> [What is needed]:
Repeat every line below exactly, word for word.

┄┄┄┄┄┄

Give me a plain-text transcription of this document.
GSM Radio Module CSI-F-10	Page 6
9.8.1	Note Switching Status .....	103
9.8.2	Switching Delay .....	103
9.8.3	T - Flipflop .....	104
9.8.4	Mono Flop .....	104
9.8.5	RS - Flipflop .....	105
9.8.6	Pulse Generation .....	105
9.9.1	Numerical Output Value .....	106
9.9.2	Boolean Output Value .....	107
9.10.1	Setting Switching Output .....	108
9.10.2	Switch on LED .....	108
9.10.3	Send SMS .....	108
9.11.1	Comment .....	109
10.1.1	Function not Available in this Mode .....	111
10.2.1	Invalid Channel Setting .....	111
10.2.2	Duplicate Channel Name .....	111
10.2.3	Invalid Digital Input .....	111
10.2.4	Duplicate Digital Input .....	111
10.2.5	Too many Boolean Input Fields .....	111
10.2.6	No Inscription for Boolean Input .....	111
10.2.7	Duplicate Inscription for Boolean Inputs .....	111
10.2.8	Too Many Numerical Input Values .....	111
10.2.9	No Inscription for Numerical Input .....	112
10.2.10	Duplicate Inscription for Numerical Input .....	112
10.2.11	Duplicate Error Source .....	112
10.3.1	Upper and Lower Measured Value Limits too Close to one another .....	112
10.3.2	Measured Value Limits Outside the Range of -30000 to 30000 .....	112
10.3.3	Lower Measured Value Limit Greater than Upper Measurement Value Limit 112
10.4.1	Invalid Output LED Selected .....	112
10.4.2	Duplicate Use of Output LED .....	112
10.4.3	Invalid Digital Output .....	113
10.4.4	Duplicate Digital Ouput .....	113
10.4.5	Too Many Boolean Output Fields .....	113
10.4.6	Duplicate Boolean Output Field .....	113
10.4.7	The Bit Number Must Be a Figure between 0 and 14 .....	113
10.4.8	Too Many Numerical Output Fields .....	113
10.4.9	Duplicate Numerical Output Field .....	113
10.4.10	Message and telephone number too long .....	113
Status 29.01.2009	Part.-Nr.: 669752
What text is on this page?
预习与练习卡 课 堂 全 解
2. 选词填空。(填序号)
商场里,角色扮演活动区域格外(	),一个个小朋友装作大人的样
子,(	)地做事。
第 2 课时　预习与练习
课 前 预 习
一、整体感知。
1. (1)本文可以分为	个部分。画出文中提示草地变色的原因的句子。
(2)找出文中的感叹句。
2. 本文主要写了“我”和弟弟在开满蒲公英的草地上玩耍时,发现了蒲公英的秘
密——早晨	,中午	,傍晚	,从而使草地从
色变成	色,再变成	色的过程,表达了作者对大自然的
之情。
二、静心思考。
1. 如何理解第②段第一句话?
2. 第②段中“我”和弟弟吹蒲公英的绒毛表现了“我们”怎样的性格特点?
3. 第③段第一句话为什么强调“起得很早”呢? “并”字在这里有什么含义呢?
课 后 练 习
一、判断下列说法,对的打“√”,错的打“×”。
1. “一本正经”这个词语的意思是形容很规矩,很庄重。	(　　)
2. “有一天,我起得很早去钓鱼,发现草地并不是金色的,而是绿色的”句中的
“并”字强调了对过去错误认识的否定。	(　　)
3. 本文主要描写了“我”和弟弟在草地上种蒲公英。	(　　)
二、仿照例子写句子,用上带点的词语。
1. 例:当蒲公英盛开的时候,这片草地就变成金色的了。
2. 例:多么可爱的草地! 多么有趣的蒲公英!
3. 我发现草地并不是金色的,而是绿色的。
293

┄┄┄┄┄┄

> [Correct output]:
Give me a plain-text transcription of this document.
GSM Radio Module CSI-F-10	Page 6
9.8.1	Note Switching Status .....	103
9.8.2	Switching Delay .....	103
9.8.3	T - Flipflop .....	104
9.8.4	Mono Flop .....	104
9.8.5	RS - Flipflop .....	105
9.8.6	Pulse Generation .....	105
9.9.1	Numerical Output Value .....	106
9.9.2	Boolean Output Value .....	107
9.10.1	Setting Switching Output .....	108
9.10.2	Switch on LED .....	108
9.10.3	Send SMS .....	108
9.11.1	Comment .....	109
10.1.1	Function not Available in this Mode .....	111
10.2.1	Invalid Channel Setting .....	111
10.2.2	Duplicate Channel Name .....	111
10.2.3	Invalid Digital Input .....	111
10.2.4	Duplicate Digital Input .....	111
10.2.5	Too many Boolean Input Fields .....	111
10.2.6	No Inscription for Boolean Input .....	111
10.2.7	Duplicate Inscription for Boolean Inputs .....	111
10.2.8	Too Many Numerical Input Values .....	111
10.2.9	No Inscription for Numerical Input .....	112
10.2.10	Duplicate Inscription for Numerical Input .....	112
10.2.11	Duplicate Error Source .....	112
10.3.1	Upper and Lower Measured Value Limits too Close to one another .....	112
10.3.2	Measured Value Limits Outside the Range of -30000 to 30000 .....	112
10.3.3	Lower Measured Value Limit Greater than Upper Measurement Value Limit 112
10.4.1	Invalid Output LED Selected .....	112
10.4.2	Duplicate Use of Output LED .....	112
10.4.3	Invalid Digital Output .....	113
10.4.4	Duplicate Digital Ouput .....	113
10.4.5	Too Many Boolean Output Fields .....	113
10.4.6	Duplicate Boolean Output Field .....	113
10.4.7	The Bit Number Must Be a Figure between 0 and 14 .....	113
10.4.8	Too Many Numerical Output Fields .....	113
10.4.9	Duplicate Numerical Output Field .....	113
10.4.10	Message and telephone number too long .....	113
Status 29.01.2009	Part.-Nr.: 669752
What text is on this page?
预习与练习卡 课 堂 全 解
2. 选词填空。(填序号)
商场里,角色扮演活动区域格外(	),一个个小朋友装作大人的样
子,(	)地做事。
第 2 课时　预习与练习
课 前 预 习
一、整体感知。
1. (1)本文可以分为	个部分。画出文中提示草地变色的原因的句子。
(2)找出文中的感叹句。
2. 本文主要写了“我”和弟弟在开满蒲公英的草地上玩耍时,发现了蒲公英的秘
密——早晨	,中午	,傍晚	,从而使草地从
色变成	色,再变成	色的过程,表达了作者对大自然的
之情。
二、静心思考。
1. 如何理解第②段第一句话?
2. 第②段中“我”和弟弟吹蒲公英的绒毛表现了“我们”怎样的性格特点?
3. 第③段第一句话为什么强调“起得很早”呢? “并”字在这里有什么含义呢?
课 后 练 习
一、判断下列说法,对的打“√”,错的打“×”。
1. “一本正经”这个词语的意思是形容很规矩,很庄重。	(　　)
2. “有一天,我起得很早去钓鱼,发现草地并不是金色的,而是绿色的”句中的
“并”字强调了对过去错误认识的否定。	(　　)
3. 本文主要描写了“我”和弟弟在草地上种蒲公英。	(　　)
二、仿照例子写句子,用上带点的词语。
1. 例:当蒲公英盛开的时候,这片草地就变成金色的了。
2. 例:多么可爱的草地! 多么有趣的蒲公英!
3. 我发现草地并不是金色的,而是绿色的。
293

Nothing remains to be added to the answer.